>> START MATERIAL SUPPLIED

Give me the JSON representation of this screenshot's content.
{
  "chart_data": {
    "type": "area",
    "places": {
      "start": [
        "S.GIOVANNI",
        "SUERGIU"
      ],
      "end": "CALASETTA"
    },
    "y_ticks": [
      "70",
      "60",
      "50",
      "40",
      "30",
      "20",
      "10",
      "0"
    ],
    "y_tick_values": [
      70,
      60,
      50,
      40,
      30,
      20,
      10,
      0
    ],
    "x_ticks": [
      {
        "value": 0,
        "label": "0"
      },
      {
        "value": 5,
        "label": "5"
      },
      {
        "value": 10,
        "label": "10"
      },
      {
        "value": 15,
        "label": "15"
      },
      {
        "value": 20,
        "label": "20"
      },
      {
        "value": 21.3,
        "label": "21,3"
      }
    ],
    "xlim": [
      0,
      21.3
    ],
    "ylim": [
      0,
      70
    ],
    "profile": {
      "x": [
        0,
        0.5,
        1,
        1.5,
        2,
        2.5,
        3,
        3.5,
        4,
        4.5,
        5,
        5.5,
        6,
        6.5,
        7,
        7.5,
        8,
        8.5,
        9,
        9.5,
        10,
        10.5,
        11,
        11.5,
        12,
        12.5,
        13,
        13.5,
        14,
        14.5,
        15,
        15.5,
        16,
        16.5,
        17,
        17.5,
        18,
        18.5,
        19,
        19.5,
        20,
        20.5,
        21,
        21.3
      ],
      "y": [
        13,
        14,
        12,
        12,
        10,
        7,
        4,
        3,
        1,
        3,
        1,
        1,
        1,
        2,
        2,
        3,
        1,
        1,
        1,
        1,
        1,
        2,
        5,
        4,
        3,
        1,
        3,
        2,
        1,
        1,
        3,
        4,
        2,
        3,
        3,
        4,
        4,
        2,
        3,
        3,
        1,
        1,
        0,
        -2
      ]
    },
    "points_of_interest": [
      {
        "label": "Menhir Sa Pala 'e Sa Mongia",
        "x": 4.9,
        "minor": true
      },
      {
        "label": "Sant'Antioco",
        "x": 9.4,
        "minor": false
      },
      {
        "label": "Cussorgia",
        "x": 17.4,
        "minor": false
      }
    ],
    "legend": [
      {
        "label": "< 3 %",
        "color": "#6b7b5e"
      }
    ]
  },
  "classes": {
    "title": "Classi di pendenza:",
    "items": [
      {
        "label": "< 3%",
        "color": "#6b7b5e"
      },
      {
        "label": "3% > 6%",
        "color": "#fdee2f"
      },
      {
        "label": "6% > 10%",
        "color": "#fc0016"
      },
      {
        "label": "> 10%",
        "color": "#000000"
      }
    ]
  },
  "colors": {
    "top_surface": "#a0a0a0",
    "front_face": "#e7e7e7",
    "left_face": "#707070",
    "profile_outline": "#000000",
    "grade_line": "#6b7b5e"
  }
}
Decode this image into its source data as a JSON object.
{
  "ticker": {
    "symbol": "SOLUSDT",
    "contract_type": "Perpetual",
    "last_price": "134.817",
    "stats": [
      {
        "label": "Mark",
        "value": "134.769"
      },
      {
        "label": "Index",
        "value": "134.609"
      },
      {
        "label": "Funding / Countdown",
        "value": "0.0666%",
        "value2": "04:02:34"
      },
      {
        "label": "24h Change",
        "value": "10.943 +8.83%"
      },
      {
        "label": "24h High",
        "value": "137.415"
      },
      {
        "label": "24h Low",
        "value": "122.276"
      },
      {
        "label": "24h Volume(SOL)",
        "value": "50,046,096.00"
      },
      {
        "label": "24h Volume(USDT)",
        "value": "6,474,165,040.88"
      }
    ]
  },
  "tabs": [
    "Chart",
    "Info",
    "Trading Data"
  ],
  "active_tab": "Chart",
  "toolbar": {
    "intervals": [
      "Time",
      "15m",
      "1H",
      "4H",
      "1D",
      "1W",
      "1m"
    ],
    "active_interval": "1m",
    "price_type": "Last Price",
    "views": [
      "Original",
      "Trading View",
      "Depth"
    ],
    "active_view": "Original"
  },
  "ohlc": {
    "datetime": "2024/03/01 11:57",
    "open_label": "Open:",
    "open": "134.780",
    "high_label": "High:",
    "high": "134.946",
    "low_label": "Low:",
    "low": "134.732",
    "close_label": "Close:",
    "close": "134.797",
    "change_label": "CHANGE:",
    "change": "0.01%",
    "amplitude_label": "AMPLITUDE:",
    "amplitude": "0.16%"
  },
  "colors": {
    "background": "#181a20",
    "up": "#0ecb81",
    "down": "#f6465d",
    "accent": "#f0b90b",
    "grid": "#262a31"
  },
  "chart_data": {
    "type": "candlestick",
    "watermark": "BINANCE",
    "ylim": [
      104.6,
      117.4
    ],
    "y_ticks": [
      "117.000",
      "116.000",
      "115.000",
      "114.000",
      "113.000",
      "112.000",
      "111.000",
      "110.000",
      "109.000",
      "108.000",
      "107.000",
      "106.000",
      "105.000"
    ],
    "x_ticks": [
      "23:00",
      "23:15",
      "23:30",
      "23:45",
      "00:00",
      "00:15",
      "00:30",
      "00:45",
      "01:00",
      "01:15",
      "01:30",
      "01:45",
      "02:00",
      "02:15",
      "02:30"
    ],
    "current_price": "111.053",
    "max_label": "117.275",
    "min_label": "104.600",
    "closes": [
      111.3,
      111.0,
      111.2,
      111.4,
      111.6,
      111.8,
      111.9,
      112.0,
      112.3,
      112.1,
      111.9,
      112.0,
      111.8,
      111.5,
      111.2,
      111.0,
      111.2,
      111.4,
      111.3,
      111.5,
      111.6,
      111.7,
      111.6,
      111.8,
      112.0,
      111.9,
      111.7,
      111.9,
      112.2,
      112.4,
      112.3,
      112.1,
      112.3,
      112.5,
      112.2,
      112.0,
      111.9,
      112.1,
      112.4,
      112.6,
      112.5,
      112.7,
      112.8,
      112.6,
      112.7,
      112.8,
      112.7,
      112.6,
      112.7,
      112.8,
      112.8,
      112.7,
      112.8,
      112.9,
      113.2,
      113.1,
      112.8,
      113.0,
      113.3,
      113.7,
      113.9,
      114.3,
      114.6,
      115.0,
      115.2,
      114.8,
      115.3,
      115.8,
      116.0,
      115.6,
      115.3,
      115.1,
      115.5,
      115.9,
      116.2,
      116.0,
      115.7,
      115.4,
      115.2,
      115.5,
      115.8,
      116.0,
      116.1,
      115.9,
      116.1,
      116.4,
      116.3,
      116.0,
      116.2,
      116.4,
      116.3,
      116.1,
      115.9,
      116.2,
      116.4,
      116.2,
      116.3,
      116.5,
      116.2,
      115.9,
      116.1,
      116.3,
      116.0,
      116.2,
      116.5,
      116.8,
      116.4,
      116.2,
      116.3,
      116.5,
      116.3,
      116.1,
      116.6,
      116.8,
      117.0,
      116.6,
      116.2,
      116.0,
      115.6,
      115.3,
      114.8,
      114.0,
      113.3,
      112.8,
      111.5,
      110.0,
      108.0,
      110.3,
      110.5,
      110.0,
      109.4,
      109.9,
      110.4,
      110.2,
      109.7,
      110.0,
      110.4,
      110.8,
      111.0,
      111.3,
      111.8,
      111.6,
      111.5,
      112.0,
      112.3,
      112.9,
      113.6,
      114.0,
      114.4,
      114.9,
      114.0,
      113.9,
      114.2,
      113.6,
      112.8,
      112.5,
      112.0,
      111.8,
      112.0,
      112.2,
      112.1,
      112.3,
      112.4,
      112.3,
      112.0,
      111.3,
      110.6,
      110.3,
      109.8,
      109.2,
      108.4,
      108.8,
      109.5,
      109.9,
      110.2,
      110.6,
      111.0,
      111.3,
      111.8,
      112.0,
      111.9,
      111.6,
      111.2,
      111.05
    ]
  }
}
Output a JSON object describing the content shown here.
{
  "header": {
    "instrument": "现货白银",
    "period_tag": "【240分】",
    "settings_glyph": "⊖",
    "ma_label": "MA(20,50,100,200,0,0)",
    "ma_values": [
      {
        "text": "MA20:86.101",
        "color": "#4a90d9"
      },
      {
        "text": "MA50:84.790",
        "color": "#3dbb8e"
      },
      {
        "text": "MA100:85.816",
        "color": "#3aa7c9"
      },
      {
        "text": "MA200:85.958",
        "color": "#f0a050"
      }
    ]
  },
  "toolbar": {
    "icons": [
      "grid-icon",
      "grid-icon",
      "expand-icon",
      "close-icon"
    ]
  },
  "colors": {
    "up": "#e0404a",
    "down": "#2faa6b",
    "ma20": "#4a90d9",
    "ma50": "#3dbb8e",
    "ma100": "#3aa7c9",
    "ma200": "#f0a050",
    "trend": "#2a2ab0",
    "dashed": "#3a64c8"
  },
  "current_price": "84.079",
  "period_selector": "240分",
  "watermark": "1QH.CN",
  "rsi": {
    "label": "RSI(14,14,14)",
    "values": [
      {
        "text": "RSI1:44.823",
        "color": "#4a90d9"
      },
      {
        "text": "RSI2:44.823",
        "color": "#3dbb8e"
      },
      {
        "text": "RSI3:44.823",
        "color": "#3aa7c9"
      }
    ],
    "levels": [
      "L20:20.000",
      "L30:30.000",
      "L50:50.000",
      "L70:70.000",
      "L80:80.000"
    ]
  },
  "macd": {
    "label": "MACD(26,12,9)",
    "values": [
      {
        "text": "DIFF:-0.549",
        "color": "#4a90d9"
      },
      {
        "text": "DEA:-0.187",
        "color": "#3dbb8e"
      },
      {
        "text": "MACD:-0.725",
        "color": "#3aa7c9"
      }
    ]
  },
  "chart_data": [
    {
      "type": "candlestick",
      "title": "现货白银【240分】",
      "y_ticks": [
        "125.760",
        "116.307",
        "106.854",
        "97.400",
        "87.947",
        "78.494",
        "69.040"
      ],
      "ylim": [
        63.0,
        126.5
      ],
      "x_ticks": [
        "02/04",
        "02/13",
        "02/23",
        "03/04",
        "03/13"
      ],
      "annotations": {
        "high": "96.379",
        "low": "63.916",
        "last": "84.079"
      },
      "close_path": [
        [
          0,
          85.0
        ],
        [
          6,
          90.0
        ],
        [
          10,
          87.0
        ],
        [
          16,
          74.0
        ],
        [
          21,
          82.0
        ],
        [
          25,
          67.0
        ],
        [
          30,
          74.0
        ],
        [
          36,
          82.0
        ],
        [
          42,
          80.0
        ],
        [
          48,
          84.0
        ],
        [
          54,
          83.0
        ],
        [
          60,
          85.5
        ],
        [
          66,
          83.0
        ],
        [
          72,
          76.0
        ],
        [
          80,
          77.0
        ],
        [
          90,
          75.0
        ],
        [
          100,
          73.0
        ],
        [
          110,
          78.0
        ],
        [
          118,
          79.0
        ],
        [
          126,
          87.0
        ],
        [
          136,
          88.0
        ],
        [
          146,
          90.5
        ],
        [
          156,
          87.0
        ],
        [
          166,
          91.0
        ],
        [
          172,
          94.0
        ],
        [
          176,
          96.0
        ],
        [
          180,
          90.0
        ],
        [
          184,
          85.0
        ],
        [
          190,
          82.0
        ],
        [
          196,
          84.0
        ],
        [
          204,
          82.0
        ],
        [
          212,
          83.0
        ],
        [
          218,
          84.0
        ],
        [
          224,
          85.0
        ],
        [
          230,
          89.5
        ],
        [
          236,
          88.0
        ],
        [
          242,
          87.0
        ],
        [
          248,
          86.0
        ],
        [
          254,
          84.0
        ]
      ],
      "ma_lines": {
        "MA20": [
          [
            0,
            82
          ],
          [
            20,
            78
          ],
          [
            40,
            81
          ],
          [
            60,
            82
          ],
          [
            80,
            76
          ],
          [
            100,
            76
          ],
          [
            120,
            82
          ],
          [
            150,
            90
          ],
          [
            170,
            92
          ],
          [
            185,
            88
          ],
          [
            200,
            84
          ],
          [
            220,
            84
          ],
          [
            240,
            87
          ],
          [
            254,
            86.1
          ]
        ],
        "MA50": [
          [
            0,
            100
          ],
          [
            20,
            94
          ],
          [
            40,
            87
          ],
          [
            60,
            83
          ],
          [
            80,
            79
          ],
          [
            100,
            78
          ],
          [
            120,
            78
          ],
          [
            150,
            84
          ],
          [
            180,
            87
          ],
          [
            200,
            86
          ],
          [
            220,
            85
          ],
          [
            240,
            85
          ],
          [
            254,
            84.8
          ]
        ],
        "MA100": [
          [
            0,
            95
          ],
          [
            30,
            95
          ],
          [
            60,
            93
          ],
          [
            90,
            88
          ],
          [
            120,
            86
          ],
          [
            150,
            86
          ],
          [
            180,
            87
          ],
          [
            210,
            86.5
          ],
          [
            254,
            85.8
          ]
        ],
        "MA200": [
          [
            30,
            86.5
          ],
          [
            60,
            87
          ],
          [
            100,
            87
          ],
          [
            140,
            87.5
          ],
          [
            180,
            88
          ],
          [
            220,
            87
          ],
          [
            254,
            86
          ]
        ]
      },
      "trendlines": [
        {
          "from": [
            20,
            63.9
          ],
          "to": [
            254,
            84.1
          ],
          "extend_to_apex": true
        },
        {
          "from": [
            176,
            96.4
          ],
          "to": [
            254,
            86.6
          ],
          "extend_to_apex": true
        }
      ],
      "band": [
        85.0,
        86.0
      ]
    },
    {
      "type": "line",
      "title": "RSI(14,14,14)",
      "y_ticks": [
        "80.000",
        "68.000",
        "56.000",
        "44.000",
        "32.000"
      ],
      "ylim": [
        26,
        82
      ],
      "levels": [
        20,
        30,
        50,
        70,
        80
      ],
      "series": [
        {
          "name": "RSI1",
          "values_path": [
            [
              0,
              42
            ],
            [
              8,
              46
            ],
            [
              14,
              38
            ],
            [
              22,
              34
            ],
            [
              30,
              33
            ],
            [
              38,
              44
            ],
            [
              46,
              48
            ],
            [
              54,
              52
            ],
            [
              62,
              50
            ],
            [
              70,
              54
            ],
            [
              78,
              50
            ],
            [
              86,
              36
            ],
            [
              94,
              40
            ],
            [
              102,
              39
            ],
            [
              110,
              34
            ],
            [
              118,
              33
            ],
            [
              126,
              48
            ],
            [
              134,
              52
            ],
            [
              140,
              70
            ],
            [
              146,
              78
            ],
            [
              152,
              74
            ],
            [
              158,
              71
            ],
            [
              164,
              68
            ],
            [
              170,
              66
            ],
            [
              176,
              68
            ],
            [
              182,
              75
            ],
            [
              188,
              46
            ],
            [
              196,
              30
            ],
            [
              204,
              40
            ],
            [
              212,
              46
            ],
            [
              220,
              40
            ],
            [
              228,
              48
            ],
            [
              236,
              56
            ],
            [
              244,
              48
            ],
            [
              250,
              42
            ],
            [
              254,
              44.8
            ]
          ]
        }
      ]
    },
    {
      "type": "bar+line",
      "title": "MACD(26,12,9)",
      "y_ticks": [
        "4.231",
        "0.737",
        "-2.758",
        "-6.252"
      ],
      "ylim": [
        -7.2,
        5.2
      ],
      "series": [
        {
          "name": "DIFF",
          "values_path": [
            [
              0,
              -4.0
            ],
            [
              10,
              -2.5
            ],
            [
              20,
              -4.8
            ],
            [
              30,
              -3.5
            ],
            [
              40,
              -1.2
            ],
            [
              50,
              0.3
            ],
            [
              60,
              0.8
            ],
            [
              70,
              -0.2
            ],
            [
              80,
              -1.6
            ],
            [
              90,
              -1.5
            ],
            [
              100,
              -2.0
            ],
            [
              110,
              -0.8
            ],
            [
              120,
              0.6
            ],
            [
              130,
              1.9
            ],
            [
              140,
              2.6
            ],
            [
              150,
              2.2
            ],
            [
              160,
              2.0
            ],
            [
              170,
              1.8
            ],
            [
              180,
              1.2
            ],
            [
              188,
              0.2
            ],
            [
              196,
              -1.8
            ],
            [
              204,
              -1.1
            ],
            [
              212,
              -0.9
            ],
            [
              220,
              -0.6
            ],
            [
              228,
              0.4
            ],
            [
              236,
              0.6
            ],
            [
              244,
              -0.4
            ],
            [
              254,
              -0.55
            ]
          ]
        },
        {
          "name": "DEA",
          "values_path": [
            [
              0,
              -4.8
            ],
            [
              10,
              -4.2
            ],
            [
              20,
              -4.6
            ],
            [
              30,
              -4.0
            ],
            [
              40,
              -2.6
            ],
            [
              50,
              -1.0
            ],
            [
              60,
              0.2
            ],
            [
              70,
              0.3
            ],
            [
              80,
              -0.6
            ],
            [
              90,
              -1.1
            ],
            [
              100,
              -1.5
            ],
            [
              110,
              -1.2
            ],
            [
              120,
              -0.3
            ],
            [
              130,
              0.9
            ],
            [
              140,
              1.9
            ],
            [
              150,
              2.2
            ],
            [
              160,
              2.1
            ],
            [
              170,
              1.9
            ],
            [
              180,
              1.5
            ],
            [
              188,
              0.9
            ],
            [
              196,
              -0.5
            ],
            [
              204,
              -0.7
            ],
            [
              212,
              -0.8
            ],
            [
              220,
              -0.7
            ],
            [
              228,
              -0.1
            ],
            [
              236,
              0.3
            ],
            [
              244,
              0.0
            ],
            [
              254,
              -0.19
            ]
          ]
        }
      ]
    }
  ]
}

>> END MATERIAL SUPPLIED

### TASK PROMPT
Check every line of the listing for the string "object" and report how many lines have it, as a number alone.

### WRITTEN SOLUTION
2